Task goal: Give the data below again, word for word.

— Begin The input —

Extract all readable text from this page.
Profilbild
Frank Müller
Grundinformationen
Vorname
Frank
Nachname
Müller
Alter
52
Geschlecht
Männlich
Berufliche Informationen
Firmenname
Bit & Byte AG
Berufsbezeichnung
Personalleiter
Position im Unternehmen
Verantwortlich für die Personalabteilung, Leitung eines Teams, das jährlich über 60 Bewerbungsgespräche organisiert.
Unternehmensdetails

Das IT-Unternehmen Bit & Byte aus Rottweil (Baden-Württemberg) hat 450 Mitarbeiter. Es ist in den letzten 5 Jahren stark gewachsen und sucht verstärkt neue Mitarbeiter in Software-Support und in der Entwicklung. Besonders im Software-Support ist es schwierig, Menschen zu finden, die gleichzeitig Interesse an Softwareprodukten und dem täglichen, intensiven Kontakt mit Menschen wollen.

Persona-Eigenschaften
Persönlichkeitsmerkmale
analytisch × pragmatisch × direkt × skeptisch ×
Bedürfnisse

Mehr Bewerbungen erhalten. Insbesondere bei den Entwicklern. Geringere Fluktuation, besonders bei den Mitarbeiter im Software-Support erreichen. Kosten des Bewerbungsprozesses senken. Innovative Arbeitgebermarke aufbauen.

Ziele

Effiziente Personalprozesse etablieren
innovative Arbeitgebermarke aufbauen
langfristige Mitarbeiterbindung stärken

— End The input —

Written answer:
Extract all readable text from this page.
Profilbild
Frank Müller
Grundinformationen
Vorname
Frank
Nachname
Müller
Alter
52
Geschlecht
Männlich
Berufliche Informationen
Firmenname
Bit & Byte AG
Berufsbezeichnung
Personalleiter
Position im Unternehmen
Verantwortlich für die Personalabteilung, Leitung eines Teams, das jährlich über 60 Bewerbungsgespräche organisiert.
Unternehmensdetails

Das IT-Unternehmen Bit & Byte aus Rottweil (Baden-Württemberg) hat 450 Mitarbeiter. Es ist in den letzten 5 Jahren stark gewachsen und sucht verstärkt neue Mitarbeiter in Software-Support und in der Entwicklung. Besonders im Software-Support ist es schwierig, Menschen zu finden, die gleichzeitig Interesse an Softwareprodukten und dem täglichen, intensiven Kontakt mit Menschen wollen.

Persona-Eigenschaften
Persönlichkeitsmerkmale
analytisch × pragmatisch × direkt × skeptisch ×
Bedürfnisse

Mehr Bewerbungen erhalten. Insbesondere bei den Entwicklern. Geringere Fluktuation, besonders bei den Mitarbeiter im Software-Support erreichen. Kosten des Bewerbungsprozesses senken. Innovative Arbeitgebermarke aufbauen.

Ziele

Effiziente Personalprozesse etablieren
innovative Arbeitgebermarke aufbauen
langfristige Mitarbeiterbindung stärken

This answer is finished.